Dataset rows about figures
## BEGIN
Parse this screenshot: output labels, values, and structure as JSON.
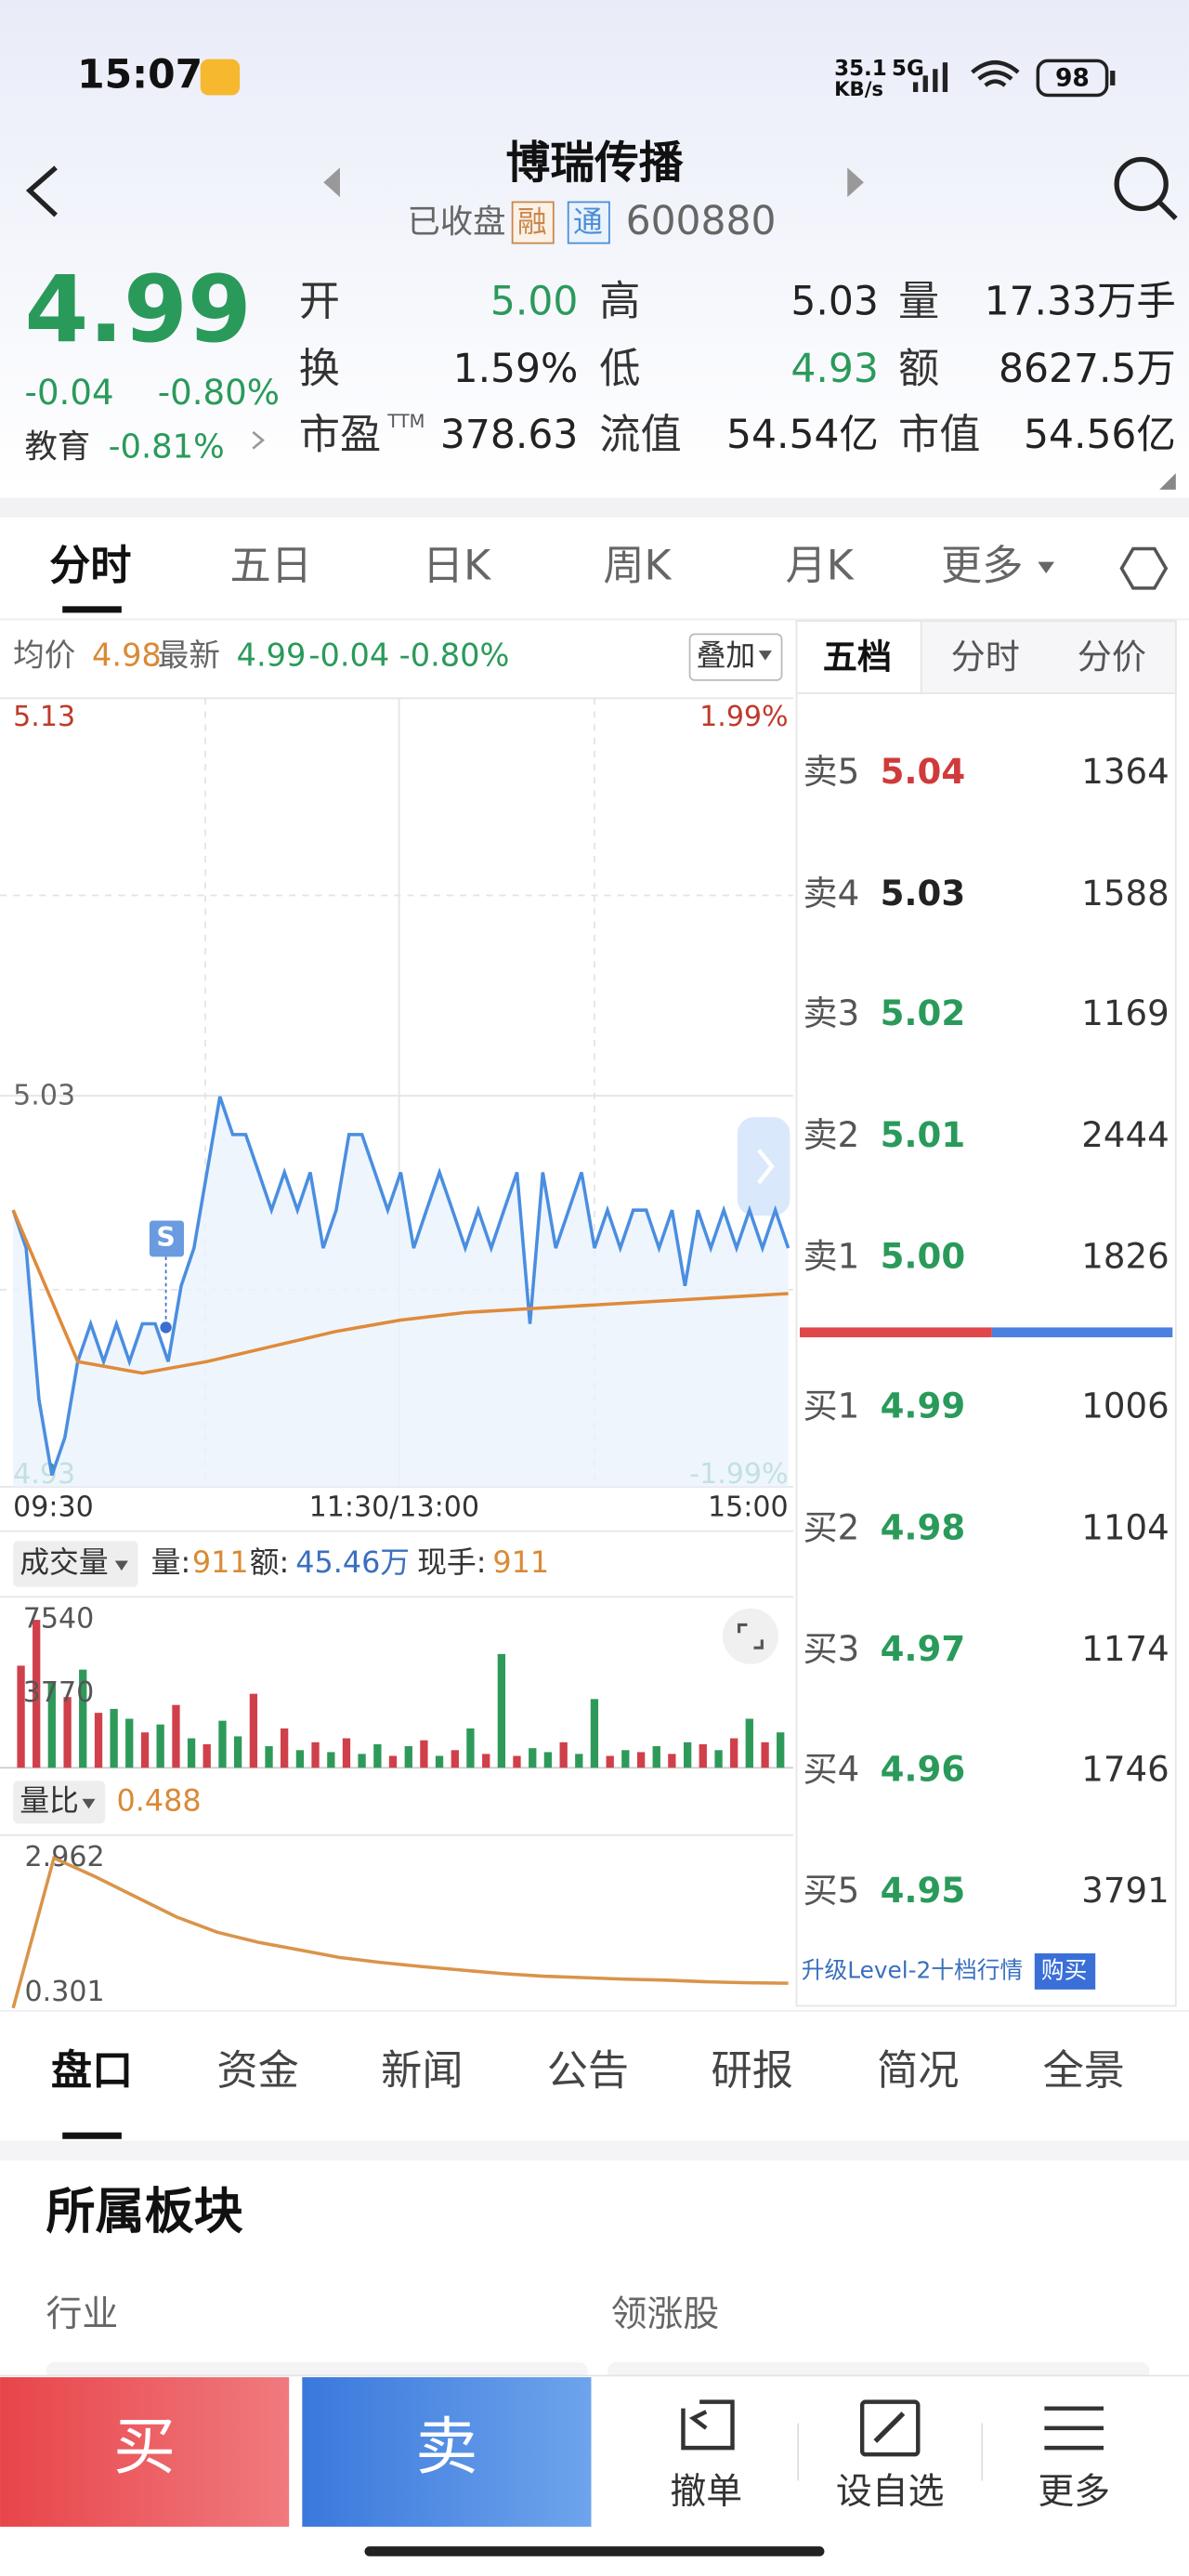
{
  "status_bar": {
    "time": "15:07",
    "speed": "35.1",
    "speed_unit": "KB/s",
    "network": "5G",
    "battery": "98"
  },
  "header": {
    "title": "博瑞传播",
    "status": "已收盘",
    "badges": [
      "融",
      "通"
    ],
    "code": "600880"
  },
  "quote": {
    "price": "4.99",
    "change": "-0.04",
    "change_pct": "-0.80%",
    "sector": "教育",
    "sector_change": "-0.81%",
    "stats": [
      {
        "label": "开",
        "value": "5.00",
        "color": "#2a9a5a"
      },
      {
        "label": "高",
        "value": "5.03",
        "color": "#222222"
      },
      {
        "label": "量",
        "value": "17.33万手",
        "color": "#222222"
      },
      {
        "label": "换",
        "value": "1.59%",
        "color": "#222222"
      },
      {
        "label": "低",
        "value": "4.93",
        "color": "#2a9a5a"
      },
      {
        "label": "额",
        "value": "8627.5万",
        "color": "#222222"
      },
      {
        "label": "市盈",
        "sup": "TTM",
        "value": "378.63",
        "color": "#222222"
      },
      {
        "label": "流值",
        "value": "54.54亿",
        "color": "#222222"
      },
      {
        "label": "市值",
        "value": "54.56亿",
        "color": "#222222"
      }
    ]
  },
  "tabs": [
    "分时",
    "五日",
    "日K",
    "周K",
    "月K",
    "更多"
  ],
  "intraday": {
    "avg_label": "均价",
    "avg": "4.98",
    "latest_label": "最新",
    "latest": "4.99",
    "change": "-0.04",
    "change_pct": "-0.80%",
    "overlay": "叠加",
    "signal": "S",
    "ylim": [
      4.93,
      5.13
    ],
    "yticks": [
      5.13,
      5.03,
      4.93
    ],
    "pct_ticks": [
      "1.99%",
      "-1.99%"
    ],
    "times": [
      "09:30",
      "11:30/13:00",
      "15:00"
    ],
    "price": {
      "color": "#4a8ee0",
      "values": [
        5.0,
        4.99,
        4.95,
        4.93,
        4.94,
        4.96,
        4.97,
        4.96,
        4.97,
        4.96,
        4.97,
        4.97,
        4.96,
        4.98,
        4.99,
        5.01,
        5.03,
        5.02,
        5.02,
        5.01,
        5.0,
        5.01,
        5.0,
        5.01,
        4.99,
        5.0,
        5.02,
        5.02,
        5.01,
        5.0,
        5.01,
        4.99,
        5.0,
        5.01,
        5.0,
        4.99,
        5.0,
        4.99,
        5.0,
        5.01,
        4.97,
        5.01,
        4.99,
        5.0,
        5.01,
        4.99,
        5.0,
        4.99,
        5.0,
        5.0,
        4.99,
        5.0,
        4.98,
        5.0,
        4.99,
        5.0,
        4.99,
        5.0,
        4.99,
        5.0,
        4.99
      ]
    },
    "average": {
      "color": "#e08a3a",
      "values": [
        5.0,
        4.96,
        4.957,
        4.96,
        4.964,
        4.968,
        4.971,
        4.973,
        4.974,
        4.975,
        4.976,
        4.977,
        4.978
      ]
    }
  },
  "volume": {
    "label": "成交量",
    "vol_label": "量:",
    "vol": "911",
    "amount_label": "额:",
    "amount": "45.46万",
    "hand_label": "现手:",
    "hand": "911",
    "ylim": [
      0,
      7540
    ],
    "yticks": [
      7540,
      3770
    ],
    "values": [
      5200,
      7540,
      4300,
      3600,
      5000,
      2800,
      3000,
      2500,
      1800,
      2200,
      3200,
      1500,
      1200,
      2400,
      1600,
      3770,
      1100,
      2000,
      900,
      1300,
      800,
      1500,
      700,
      1200,
      600,
      1100,
      1400,
      600,
      900,
      2000,
      700,
      5800,
      600,
      1000,
      800,
      1300,
      700,
      3500,
      600,
      900,
      800,
      1100,
      700,
      1300,
      1200,
      900,
      1500,
      2500,
      1300,
      1800
    ],
    "colors": [
      "#d0404a",
      "#d0404a",
      "#2e9a5a",
      "#d0404a",
      "#2e9a5a",
      "#d0404a",
      "#2e9a5a",
      "#2e9a5a",
      "#d0404a",
      "#2e9a5a",
      "#d0404a",
      "#2e9a5a",
      "#d0404a",
      "#2e9a5a",
      "#2e9a5a",
      "#d0404a",
      "#2e9a5a",
      "#d0404a",
      "#2e9a5a",
      "#d0404a",
      "#2e9a5a",
      "#d0404a",
      "#2e9a5a",
      "#2e9a5a",
      "#d0404a",
      "#2e9a5a",
      "#d0404a",
      "#2e9a5a",
      "#d0404a",
      "#2e9a5a",
      "#d0404a",
      "#2e9a5a",
      "#d0404a",
      "#2e9a5a",
      "#2e9a5a",
      "#d0404a",
      "#2e9a5a",
      "#2e9a5a",
      "#d0404a",
      "#2e9a5a",
      "#d0404a",
      "#2e9a5a",
      "#d0404a",
      "#2e9a5a",
      "#d0404a",
      "#2e9a5a",
      "#d0404a",
      "#2e9a5a",
      "#d0404a",
      "#2e9a5a"
    ]
  },
  "ratio": {
    "label": "量比",
    "value": "0.488",
    "ylim": [
      0.301,
      2.962
    ],
    "yticks": [
      2.962,
      0.301
    ],
    "color": "#d9944a",
    "values": [
      0,
      2.962,
      2.6,
      2.2,
      1.8,
      1.5,
      1.3,
      1.15,
      1.0,
      0.9,
      0.82,
      0.75,
      0.68,
      0.63,
      0.6,
      0.57,
      0.55,
      0.52,
      0.5,
      0.488
    ]
  },
  "order_book": {
    "tabs": [
      "五档",
      "分时",
      "分价"
    ],
    "asks": [
      {
        "label": "卖5",
        "price": "5.04",
        "volume": "1364",
        "color": "#d03a3a"
      },
      {
        "label": "卖4",
        "price": "5.03",
        "volume": "1588",
        "color": "#222222"
      },
      {
        "label": "卖3",
        "price": "5.02",
        "volume": "1169",
        "color": "#2a9a5a"
      },
      {
        "label": "卖2",
        "price": "5.01",
        "volume": "2444",
        "color": "#2a9a5a"
      },
      {
        "label": "卖1",
        "price": "5.00",
        "volume": "1826",
        "color": "#2a9a5a"
      }
    ],
    "bids": [
      {
        "label": "买1",
        "price": "4.99",
        "volume": "1006",
        "color": "#2a9a5a"
      },
      {
        "label": "买2",
        "price": "4.98",
        "volume": "1104",
        "color": "#2a9a5a"
      },
      {
        "label": "买3",
        "price": "4.97",
        "volume": "1174",
        "color": "#2a9a5a"
      },
      {
        "label": "买4",
        "price": "4.96",
        "volume": "1746",
        "color": "#2a9a5a"
      },
      {
        "label": "买5",
        "price": "4.95",
        "volume": "3791",
        "color": "#2a9a5a"
      }
    ],
    "upgrade": "升级Level-2十档行情",
    "buy": "购买"
  },
  "detail_tabs": [
    "盘口",
    "资金",
    "新闻",
    "公告",
    "研报",
    "简况",
    "全景"
  ],
  "section": {
    "title": "所属板块",
    "industry": "行业",
    "leader": "领涨股"
  },
  "bottom_bar": {
    "buy": "买",
    "sell": "卖",
    "cancel": "撤单",
    "watch": "设自选",
    "more": "更多"
  }
}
## END
## PROBLEM STATEMENT
Give only the number of lines in the material above that hold the word "price".

## RESPONSE
12